◆ **Written exercise**:
Below are the records; reproduce all of them exactly but without any images.

***** Exercise material

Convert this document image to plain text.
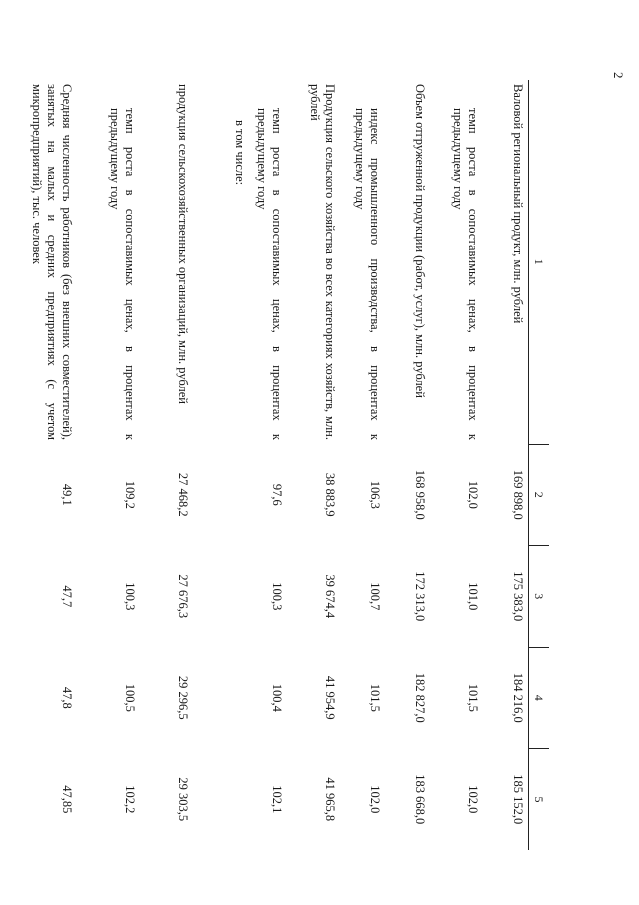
2
1	2	3	4	5
Валовой региональный продукт, млн. рублей	169 898,0	175 383,0	184 216,0	185 152,0
темп роста в сопоставимых ценах, в процентах к предыдущему году	102,0	101,0	101,5	102,0
Объем отгруженной продукции (работ, услуг), млн. рублей	168 958,0	172 313,0	182 827,0	183 668,0
индекс промышленного производства, в процентах к предыдущему году	106,3	100,7	101,5	102,0
Продукция сельского хозяйства во всех категориях хозяйств, млн. рублей	38 883,9	39 674,4	41 954,9	41 965,8
темп роста в сопоставимых ценах, в процентах к предыдущему году	97,6	100,3	100,4	102,1
в том числе:				
продукция сельскохозяйственных организаций, млн. рублей	27 468,2	27 676,3	29 296,5	29 303,5
темп роста в сопоставимых ценах, в процентах к предыдущему году	109,2	100,3	100,5	102,2
Средняя численность работников (без внешних совместителей), занятых на малых и средних предприятиях (с учетом микропредприятий), тыс. человек	49,1	47,7	47,8	47,85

**********

◆ **The completed task**:
Convert this document image to plain text.
2
1	2	3	4	5
Валовой региональный продукт, млн. рублей	169 898,0	175 383,0	184 216,0	185 152,0
темп роста в сопоставимых ценах, в процентах к предыдущему году	102,0	101,0	101,5	102,0
Объем отгруженной продукции (работ, услуг), млн. рублей	168 958,0	172 313,0	182 827,0	183 668,0
индекс промышленного производства, в процентах к предыдущему году	106,3	100,7	101,5	102,0
Продукция сельского хозяйства во всех категориях хозяйств, млн. рублей	38 883,9	39 674,4	41 954,9	41 965,8
темп роста в сопоставимых ценах, в процентах к предыдущему году	97,6	100,3	100,4	102,1
в том числе:				
продукция сельскохозяйственных организаций, млн. рублей	27 468,2	27 676,3	29 296,5	29 303,5
темп роста в сопоставимых ценах, в процентах к предыдущему году	109,2	100,3	100,5	102,2
Средняя численность работников (без внешних совместителей), занятых на малых и средних предприятиях (с учетом микропредприятий), тыс. человек	49,1	47,7	47,8	47,85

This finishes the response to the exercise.